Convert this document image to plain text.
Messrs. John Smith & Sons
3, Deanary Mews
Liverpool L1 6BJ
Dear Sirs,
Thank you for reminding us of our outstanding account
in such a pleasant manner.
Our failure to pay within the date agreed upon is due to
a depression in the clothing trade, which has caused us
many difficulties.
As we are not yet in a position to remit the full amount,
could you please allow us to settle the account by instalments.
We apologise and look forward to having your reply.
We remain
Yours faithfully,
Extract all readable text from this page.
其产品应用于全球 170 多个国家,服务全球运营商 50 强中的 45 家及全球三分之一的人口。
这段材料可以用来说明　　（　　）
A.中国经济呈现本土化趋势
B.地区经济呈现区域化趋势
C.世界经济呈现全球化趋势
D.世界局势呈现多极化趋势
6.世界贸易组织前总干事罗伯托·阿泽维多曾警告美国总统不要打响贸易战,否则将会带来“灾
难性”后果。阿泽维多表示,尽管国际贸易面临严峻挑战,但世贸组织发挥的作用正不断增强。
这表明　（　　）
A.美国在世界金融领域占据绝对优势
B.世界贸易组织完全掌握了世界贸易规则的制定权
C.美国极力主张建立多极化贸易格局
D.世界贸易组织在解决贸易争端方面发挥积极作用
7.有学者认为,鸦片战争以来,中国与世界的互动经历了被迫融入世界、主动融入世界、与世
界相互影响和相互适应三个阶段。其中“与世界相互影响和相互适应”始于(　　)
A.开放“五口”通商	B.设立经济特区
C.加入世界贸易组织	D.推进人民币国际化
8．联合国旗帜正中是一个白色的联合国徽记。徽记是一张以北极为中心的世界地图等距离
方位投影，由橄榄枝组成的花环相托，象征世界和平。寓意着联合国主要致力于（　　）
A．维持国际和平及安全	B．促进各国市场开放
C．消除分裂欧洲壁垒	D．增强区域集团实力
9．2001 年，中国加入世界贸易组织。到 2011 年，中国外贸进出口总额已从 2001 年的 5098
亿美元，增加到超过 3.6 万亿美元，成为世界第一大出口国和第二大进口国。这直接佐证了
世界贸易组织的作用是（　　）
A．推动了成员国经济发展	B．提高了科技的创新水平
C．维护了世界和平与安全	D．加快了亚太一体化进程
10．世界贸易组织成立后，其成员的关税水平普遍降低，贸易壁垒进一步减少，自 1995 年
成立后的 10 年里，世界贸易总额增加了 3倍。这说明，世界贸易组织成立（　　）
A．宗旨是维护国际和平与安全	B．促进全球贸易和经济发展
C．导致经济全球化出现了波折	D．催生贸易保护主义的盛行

==

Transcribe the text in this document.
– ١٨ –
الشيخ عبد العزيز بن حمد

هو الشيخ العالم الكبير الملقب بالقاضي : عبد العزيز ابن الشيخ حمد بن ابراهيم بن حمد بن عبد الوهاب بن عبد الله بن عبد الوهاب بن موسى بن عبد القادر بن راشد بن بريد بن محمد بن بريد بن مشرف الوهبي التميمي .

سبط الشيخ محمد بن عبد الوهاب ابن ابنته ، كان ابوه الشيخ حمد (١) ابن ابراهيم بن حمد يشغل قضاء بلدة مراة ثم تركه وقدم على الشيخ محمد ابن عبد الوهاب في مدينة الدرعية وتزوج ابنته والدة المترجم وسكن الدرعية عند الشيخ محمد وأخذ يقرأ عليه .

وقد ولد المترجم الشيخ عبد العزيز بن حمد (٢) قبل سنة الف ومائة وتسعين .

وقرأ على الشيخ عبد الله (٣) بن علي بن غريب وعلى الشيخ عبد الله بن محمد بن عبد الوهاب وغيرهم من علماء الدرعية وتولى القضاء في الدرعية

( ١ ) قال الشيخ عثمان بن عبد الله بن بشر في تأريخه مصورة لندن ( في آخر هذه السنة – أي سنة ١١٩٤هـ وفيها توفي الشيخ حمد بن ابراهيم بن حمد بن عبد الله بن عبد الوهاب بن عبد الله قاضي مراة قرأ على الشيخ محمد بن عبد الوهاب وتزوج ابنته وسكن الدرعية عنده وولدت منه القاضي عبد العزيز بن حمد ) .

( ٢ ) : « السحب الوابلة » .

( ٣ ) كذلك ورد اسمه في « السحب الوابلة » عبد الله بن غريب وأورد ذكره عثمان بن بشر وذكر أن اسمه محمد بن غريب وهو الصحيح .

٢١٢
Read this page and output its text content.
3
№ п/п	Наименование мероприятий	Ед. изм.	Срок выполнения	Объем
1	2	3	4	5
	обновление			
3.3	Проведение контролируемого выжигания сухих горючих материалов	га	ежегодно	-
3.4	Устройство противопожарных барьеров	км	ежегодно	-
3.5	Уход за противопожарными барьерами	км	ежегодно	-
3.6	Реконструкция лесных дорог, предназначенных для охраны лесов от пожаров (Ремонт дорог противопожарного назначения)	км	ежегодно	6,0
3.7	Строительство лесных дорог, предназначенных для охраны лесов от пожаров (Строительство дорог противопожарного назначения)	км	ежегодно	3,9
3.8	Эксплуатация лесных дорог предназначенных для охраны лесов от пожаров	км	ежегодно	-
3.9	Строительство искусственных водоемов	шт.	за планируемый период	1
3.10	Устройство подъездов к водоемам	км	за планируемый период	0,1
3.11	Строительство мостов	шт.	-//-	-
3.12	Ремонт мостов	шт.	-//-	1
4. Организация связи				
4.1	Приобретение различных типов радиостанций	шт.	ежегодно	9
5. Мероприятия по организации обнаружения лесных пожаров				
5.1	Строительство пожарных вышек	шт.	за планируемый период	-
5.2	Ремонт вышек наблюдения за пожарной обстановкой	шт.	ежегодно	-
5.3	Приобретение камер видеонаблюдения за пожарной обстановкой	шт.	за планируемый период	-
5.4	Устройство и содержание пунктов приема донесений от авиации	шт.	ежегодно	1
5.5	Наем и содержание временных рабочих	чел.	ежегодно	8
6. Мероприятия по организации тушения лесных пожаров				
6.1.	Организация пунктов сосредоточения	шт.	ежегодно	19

* * *

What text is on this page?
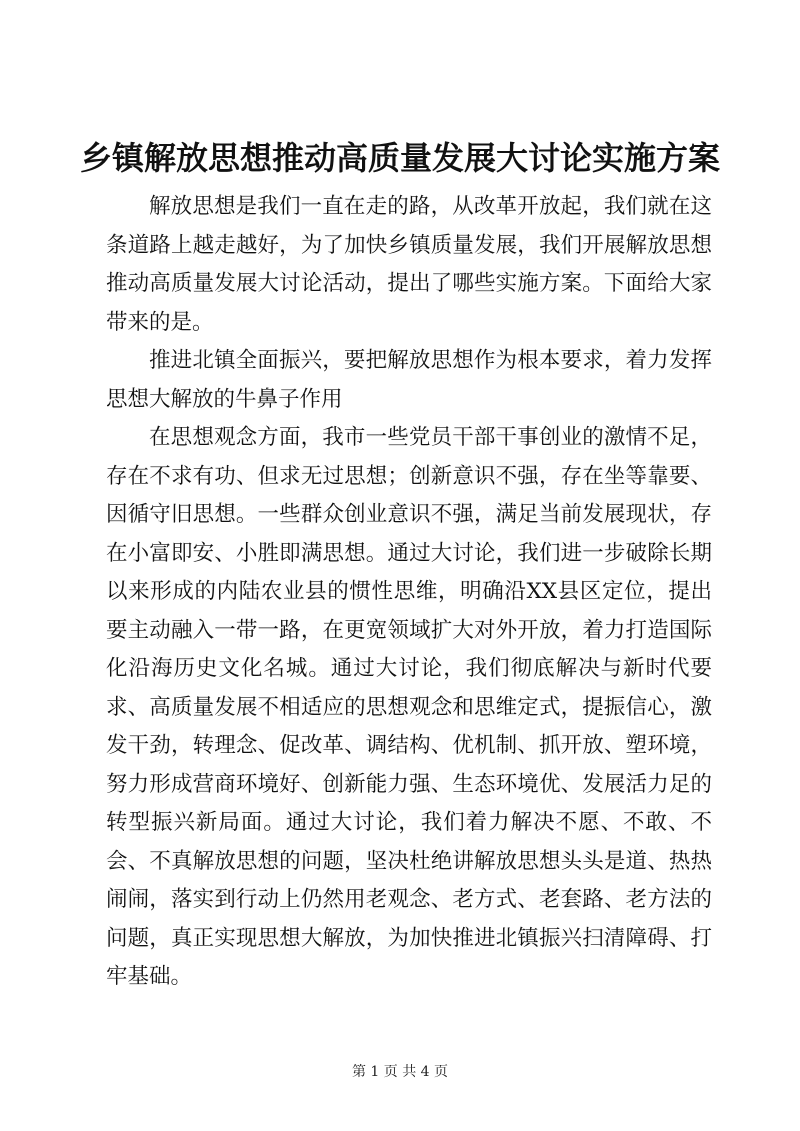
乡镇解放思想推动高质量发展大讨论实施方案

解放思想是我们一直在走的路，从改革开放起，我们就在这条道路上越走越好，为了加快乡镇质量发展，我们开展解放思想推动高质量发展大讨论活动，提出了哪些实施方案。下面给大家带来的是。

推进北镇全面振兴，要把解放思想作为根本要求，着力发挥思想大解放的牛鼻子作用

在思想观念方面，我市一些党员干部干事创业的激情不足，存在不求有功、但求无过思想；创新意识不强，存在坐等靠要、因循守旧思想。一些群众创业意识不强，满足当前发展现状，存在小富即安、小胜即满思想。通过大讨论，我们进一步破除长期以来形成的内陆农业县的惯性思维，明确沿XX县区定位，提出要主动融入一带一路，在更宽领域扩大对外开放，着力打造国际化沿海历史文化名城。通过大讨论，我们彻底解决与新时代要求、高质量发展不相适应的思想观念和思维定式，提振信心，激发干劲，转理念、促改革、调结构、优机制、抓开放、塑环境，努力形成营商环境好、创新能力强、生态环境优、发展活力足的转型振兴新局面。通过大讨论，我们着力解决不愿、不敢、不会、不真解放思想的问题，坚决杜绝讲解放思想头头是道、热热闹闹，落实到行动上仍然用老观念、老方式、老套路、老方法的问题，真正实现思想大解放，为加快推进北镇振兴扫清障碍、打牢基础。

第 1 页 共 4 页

§ **Work instructions**
Return only the number of lines in the preceding records that contain the string "عثمان".

§ **Result**
2